=== Exercise ===
Look at the entries below and reproduce them exactly.
# # # # # # #
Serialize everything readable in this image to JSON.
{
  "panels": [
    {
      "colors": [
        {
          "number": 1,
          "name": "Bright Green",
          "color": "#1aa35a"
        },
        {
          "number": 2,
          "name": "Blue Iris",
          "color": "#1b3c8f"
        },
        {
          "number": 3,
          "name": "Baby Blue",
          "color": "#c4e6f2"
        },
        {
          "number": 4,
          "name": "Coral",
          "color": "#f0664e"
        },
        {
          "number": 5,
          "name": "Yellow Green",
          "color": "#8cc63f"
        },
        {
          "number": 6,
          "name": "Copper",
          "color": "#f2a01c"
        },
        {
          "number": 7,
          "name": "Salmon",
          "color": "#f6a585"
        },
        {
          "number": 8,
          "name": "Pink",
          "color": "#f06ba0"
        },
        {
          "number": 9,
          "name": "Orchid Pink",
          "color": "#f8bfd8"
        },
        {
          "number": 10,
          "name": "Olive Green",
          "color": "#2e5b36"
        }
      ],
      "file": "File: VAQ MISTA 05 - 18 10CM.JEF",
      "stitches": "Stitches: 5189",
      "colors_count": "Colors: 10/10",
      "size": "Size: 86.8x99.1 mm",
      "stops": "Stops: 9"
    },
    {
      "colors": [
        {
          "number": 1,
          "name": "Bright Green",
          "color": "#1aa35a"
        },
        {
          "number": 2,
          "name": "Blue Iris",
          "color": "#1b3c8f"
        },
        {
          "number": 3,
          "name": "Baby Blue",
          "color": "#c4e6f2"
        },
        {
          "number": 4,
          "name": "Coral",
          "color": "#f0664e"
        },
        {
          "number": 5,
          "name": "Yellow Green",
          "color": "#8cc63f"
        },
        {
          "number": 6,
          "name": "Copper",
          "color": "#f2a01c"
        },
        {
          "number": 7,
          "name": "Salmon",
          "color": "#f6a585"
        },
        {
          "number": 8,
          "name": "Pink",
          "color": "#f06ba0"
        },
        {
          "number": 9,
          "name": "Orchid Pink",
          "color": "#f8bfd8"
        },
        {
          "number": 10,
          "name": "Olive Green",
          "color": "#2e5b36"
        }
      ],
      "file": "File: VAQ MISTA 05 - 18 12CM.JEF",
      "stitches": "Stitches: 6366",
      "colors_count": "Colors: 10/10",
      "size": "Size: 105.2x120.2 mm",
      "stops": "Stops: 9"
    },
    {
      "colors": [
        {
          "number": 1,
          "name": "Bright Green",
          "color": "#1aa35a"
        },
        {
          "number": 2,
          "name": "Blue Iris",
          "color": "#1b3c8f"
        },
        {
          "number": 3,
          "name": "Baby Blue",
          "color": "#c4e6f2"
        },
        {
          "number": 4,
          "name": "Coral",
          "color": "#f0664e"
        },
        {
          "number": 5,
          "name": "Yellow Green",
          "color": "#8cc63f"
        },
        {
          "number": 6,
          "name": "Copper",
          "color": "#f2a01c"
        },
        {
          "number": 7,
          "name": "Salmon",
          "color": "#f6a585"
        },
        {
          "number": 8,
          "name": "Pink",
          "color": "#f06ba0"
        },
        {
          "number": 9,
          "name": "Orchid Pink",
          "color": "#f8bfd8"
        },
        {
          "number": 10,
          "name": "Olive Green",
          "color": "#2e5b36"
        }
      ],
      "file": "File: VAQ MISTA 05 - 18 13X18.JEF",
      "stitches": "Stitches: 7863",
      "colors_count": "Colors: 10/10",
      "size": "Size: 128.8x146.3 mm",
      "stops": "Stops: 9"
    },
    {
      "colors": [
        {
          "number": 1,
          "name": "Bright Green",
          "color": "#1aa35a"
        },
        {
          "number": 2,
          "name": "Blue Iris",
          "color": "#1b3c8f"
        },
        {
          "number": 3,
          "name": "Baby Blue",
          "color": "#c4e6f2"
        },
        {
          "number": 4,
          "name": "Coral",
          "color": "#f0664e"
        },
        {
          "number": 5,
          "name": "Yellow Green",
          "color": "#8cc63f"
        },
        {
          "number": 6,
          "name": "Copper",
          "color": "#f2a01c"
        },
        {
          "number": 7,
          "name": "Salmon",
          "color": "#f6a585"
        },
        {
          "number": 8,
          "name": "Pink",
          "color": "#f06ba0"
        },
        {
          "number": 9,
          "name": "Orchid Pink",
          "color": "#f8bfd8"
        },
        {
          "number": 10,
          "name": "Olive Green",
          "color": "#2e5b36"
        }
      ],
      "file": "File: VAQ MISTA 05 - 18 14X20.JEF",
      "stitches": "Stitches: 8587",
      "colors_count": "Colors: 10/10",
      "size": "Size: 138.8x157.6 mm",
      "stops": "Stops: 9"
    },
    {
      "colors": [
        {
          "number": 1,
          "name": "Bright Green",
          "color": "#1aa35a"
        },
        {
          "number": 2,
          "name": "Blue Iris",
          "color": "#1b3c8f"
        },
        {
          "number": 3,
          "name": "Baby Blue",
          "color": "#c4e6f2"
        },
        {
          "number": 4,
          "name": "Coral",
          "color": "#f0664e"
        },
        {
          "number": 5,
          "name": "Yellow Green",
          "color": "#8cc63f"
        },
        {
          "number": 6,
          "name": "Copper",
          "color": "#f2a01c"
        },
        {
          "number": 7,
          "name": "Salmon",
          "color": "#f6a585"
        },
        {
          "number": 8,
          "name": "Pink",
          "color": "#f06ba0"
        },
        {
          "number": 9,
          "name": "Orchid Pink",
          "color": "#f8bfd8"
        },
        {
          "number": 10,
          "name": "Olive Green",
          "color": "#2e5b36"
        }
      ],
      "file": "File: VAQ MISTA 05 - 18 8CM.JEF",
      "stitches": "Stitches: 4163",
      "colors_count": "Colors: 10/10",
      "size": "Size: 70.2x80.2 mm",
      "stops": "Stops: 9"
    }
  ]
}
# # # # # # #
=== Answer below ===
Serialize everything readable in this image to JSON.
{
  "panels": [
    {
      "colors": [
        {
          "number": 1,
          "name": "Bright Green",
          "color": "#1aa35a"
        },
        {
          "number": 2,
          "name": "Blue Iris",
          "color": "#1b3c8f"
        },
        {
          "number": 3,
          "name": "Baby Blue",
          "color": "#c4e6f2"
        },
        {
          "number": 4,
          "name": "Coral",
          "color": "#f0664e"
        },
        {
          "number": 5,
          "name": "Yellow Green",
          "color": "#8cc63f"
        },
        {
          "number": 6,
          "name": "Copper",
          "color": "#f2a01c"
        },
        {
          "number": 7,
          "name": "Salmon",
          "color": "#f6a585"
        },
        {
          "number": 8,
          "name": "Pink",
          "color": "#f06ba0"
        },
        {
          "number": 9,
          "name": "Orchid Pink",
          "color": "#f8bfd8"
        },
        {
          "number": 10,
          "name": "Olive Green",
          "color": "#2e5b36"
        }
      ],
      "file": "File: VAQ MISTA 05 - 18 10CM.JEF",
      "stitches": "Stitches: 5189",
      "colors_count": "Colors: 10/10",
      "size": "Size: 86.8x99.1 mm",
      "stops": "Stops: 9"
    },
    {
      "colors": [
        {
          "number": 1,
          "name": "Bright Green",
          "color": "#1aa35a"
        },
        {
          "number": 2,
          "name": "Blue Iris",
          "color": "#1b3c8f"
        },
        {
          "number": 3,
          "name": "Baby Blue",
          "color": "#c4e6f2"
        },
        {
          "number": 4,
          "name": "Coral",
          "color": "#f0664e"
        },
        {
          "number": 5,
          "name": "Yellow Green",
          "color": "#8cc63f"
        },
        {
          "number": 6,
          "name": "Copper",
          "color": "#f2a01c"
        },
        {
          "number": 7,
          "name": "Salmon",
          "color": "#f6a585"
        },
        {
          "number": 8,
          "name": "Pink",
          "color": "#f06ba0"
        },
        {
          "number": 9,
          "name": "Orchid Pink",
          "color": "#f8bfd8"
        },
        {
          "number": 10,
          "name": "Olive Green",
          "color": "#2e5b36"
        }
      ],
      "file": "File: VAQ MISTA 05 - 18 12CM.JEF",
      "stitches": "Stitches: 6366",
      "colors_count": "Colors: 10/10",
      "size": "Size: 105.2x120.2 mm",
      "stops": "Stops: 9"
    },
    {
      "colors": [
        {
          "number": 1,
          "name": "Bright Green",
          "color": "#1aa35a"
        },
        {
          "number": 2,
          "name": "Blue Iris",
          "color": "#1b3c8f"
        },
        {
          "number": 3,
          "name": "Baby Blue",
          "color": "#c4e6f2"
        },
        {
          "number": 4,
          "name": "Coral",
          "color": "#f0664e"
        },
        {
          "number": 5,
          "name": "Yellow Green",
          "color": "#8cc63f"
        },
        {
          "number": 6,
          "name": "Copper",
          "color": "#f2a01c"
        },
        {
          "number": 7,
          "name": "Salmon",
          "color": "#f6a585"
        },
        {
          "number": 8,
          "name": "Pink",
          "color": "#f06ba0"
        },
        {
          "number": 9,
          "name": "Orchid Pink",
          "color": "#f8bfd8"
        },
        {
          "number": 10,
          "name": "Olive Green",
          "color": "#2e5b36"
        }
      ],
      "file": "File: VAQ MISTA 05 - 18 13X18.JEF",
      "stitches": "Stitches: 7863",
      "colors_count": "Colors: 10/10",
      "size": "Size: 128.8x146.3 mm",
      "stops": "Stops: 9"
    },
    {
      "colors": [
        {
          "number": 1,
          "name": "Bright Green",
          "color": "#1aa35a"
        },
        {
          "number": 2,
          "name": "Blue Iris",
          "color": "#1b3c8f"
        },
        {
          "number": 3,
          "name": "Baby Blue",
          "color": "#c4e6f2"
        },
        {
          "number": 4,
          "name": "Coral",
          "color": "#f0664e"
        },
        {
          "number": 5,
          "name": "Yellow Green",
          "color": "#8cc63f"
        },
        {
          "number": 6,
          "name": "Copper",
          "color": "#f2a01c"
        },
        {
          "number": 7,
          "name": "Salmon",
          "color": "#f6a585"
        },
        {
          "number": 8,
          "name": "Pink",
          "color": "#f06ba0"
        },
        {
          "number": 9,
          "name": "Orchid Pink",
          "color": "#f8bfd8"
        },
        {
          "number": 10,
          "name": "Olive Green",
          "color": "#2e5b36"
        }
      ],
      "file": "File: VAQ MISTA 05 - 18 14X20.JEF",
      "stitches": "Stitches: 8587",
      "colors_count": "Colors: 10/10",
      "size": "Size: 138.8x157.6 mm",
      "stops": "Stops: 9"
    },
    {
      "colors": [
        {
          "number": 1,
          "name": "Bright Green",
          "color": "#1aa35a"
        },
        {
          "number": 2,
          "name": "Blue Iris",
          "color": "#1b3c8f"
        },
        {
          "number": 3,
          "name": "Baby Blue",
          "color": "#c4e6f2"
        },
        {
          "number": 4,
          "name": "Coral",
          "color": "#f0664e"
        },
        {
          "number": 5,
          "name": "Yellow Green",
          "color": "#8cc63f"
        },
        {
          "number": 6,
          "name": "Copper",
          "color": "#f2a01c"
        },
        {
          "number": 7,
          "name": "Salmon",
          "color": "#f6a585"
        },
        {
          "number": 8,
          "name": "Pink",
          "color": "#f06ba0"
        },
        {
          "number": 9,
          "name": "Orchid Pink",
          "color": "#f8bfd8"
        },
        {
          "number": 10,
          "name": "Olive Green",
          "color": "#2e5b36"
        }
      ],
      "file": "File: VAQ MISTA 05 - 18 8CM.JEF",
      "stitches": "Stitches: 4163",
      "colors_count": "Colors: 10/10",
      "size": "Size: 70.2x80.2 mm",
      "stops": "Stops: 9"
    }
  ]
}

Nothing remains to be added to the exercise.